_EXERCISE DETAILS_
Reproduce the entire listing word for word.
****
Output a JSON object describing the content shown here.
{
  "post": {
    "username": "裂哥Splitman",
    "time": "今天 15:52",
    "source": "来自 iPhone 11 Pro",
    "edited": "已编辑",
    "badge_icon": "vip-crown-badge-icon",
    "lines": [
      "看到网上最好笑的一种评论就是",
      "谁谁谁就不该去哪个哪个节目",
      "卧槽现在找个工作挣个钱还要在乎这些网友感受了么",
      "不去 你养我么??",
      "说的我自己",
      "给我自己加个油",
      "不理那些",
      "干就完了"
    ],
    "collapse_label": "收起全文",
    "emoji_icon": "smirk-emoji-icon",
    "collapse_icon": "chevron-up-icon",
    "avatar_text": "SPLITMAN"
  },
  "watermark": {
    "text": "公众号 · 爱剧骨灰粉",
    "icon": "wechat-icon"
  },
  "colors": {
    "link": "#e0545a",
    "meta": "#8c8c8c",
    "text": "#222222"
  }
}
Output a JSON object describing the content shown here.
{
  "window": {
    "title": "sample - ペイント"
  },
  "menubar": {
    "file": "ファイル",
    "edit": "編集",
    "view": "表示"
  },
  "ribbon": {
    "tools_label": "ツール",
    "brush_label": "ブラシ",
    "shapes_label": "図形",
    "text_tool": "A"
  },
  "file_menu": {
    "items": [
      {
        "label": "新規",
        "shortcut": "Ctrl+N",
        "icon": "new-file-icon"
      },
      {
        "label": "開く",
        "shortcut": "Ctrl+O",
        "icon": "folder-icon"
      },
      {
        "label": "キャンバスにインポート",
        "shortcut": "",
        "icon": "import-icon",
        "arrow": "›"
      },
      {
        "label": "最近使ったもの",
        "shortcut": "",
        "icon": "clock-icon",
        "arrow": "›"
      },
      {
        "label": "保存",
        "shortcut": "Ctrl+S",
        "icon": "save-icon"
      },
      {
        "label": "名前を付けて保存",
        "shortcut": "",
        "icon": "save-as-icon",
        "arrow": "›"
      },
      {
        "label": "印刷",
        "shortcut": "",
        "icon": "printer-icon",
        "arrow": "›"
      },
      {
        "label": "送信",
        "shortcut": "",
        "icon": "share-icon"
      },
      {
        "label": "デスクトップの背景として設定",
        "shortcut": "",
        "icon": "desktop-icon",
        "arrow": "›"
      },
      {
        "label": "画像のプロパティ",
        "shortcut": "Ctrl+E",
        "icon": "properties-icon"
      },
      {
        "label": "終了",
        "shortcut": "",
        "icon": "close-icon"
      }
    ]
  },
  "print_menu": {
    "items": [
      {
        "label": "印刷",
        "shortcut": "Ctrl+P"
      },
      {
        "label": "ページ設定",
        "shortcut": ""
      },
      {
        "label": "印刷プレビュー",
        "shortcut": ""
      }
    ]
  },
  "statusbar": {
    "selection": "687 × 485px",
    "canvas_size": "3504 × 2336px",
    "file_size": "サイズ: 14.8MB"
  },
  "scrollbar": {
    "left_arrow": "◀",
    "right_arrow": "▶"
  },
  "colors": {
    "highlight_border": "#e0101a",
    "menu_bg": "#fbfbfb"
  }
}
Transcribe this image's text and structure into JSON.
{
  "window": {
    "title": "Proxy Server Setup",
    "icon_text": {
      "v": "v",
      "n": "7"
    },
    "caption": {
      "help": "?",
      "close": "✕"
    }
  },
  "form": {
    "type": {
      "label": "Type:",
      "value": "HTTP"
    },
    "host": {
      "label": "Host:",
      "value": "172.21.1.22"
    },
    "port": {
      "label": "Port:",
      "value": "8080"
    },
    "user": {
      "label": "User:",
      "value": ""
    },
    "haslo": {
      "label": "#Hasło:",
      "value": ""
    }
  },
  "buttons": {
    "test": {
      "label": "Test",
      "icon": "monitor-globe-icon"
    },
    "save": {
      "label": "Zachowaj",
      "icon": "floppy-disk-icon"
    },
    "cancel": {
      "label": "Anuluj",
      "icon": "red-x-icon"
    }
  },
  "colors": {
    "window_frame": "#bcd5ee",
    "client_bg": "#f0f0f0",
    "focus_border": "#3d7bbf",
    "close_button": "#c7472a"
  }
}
****
_EXERCISE RESPONSE_
Output a JSON object describing the content shown here.
{
  "post": {
    "username": "裂哥Splitman",
    "time": "今天 15:52",
    "source": "来自 iPhone 11 Pro",
    "edited": "已编辑",
    "badge_icon": "vip-crown-badge-icon",
    "lines": [
      "看到网上最好笑的一种评论就是",
      "谁谁谁就不该去哪个哪个节目",
      "卧槽现在找个工作挣个钱还要在乎这些网友感受了么",
      "不去 你养我么??",
      "说的我自己",
      "给我自己加个油",
      "不理那些",
      "干就完了"
    ],
    "collapse_label": "收起全文",
    "emoji_icon": "smirk-emoji-icon",
    "collapse_icon": "chevron-up-icon",
    "avatar_text": "SPLITMAN"
  },
  "watermark": {
    "text": "公众号 · 爱剧骨灰粉",
    "icon": "wechat-icon"
  },
  "colors": {
    "link": "#e0545a",
    "meta": "#8c8c8c",
    "text": "#222222"
  }
}
Output a JSON object describing the content shown here.
{
  "window": {
    "title": "sample - ペイント"
  },
  "menubar": {
    "file": "ファイル",
    "edit": "編集",
    "view": "表示"
  },
  "ribbon": {
    "tools_label": "ツール",
    "brush_label": "ブラシ",
    "shapes_label": "図形",
    "text_tool": "A"
  },
  "file_menu": {
    "items": [
      {
        "label": "新規",
        "shortcut": "Ctrl+N",
        "icon": "new-file-icon"
      },
      {
        "label": "開く",
        "shortcut": "Ctrl+O",
        "icon": "folder-icon"
      },
      {
        "label": "キャンバスにインポート",
        "shortcut": "",
        "icon": "import-icon",
        "arrow": "›"
      },
      {
        "label": "最近使ったもの",
        "shortcut": "",
        "icon": "clock-icon",
        "arrow": "›"
      },
      {
        "label": "保存",
        "shortcut": "Ctrl+S",
        "icon": "save-icon"
      },
      {
        "label": "名前を付けて保存",
        "shortcut": "",
        "icon": "save-as-icon",
        "arrow": "›"
      },
      {
        "label": "印刷",
        "shortcut": "",
        "icon": "printer-icon",
        "arrow": "›"
      },
      {
        "label": "送信",
        "shortcut": "",
        "icon": "share-icon"
      },
      {
        "label": "デスクトップの背景として設定",
        "shortcut": "",
        "icon": "desktop-icon",
        "arrow": "›"
      },
      {
        "label": "画像のプロパティ",
        "shortcut": "Ctrl+E",
        "icon": "properties-icon"
      },
      {
        "label": "終了",
        "shortcut": "",
        "icon": "close-icon"
      }
    ]
  },
  "print_menu": {
    "items": [
      {
        "label": "印刷",
        "shortcut": "Ctrl+P"
      },
      {
        "label": "ページ設定",
        "shortcut": ""
      },
      {
        "label": "印刷プレビュー",
        "shortcut": ""
      }
    ]
  },
  "statusbar": {
    "selection": "687 × 485px",
    "canvas_size": "3504 × 2336px",
    "file_size": "サイズ: 14.8MB"
  },
  "scrollbar": {
    "left_arrow": "◀",
    "right_arrow": "▶"
  },
  "colors": {
    "highlight_border": "#e0101a",
    "menu_bg": "#fbfbfb"
  }
}
Transcribe this image's text and structure into JSON.
{
  "window": {
    "title": "Proxy Server Setup",
    "icon_text": {
      "v": "v",
      "n": "7"
    },
    "caption": {
      "help": "?",
      "close": "✕"
    }
  },
  "form": {
    "type": {
      "label": "Type:",
      "value": "HTTP"
    },
    "host": {
      "label": "Host:",
      "value": "172.21.1.22"
    },
    "port": {
      "label": "Port:",
      "value": "8080"
    },
    "user": {
      "label": "User:",
      "value": ""
    },
    "haslo": {
      "label": "#Hasło:",
      "value": ""
    }
  },
  "buttons": {
    "test": {
      "label": "Test",
      "icon": "monitor-globe-icon"
    },
    "save": {
      "label": "Zachowaj",
      "icon": "floppy-disk-icon"
    },
    "cancel": {
      "label": "Anuluj",
      "icon": "red-x-icon"
    }
  },
  "colors": {
    "window_frame": "#bcd5ee",
    "client_bg": "#f0f0f0",
    "focus_border": "#3d7bbf",
    "close_button": "#c7472a"
  }
}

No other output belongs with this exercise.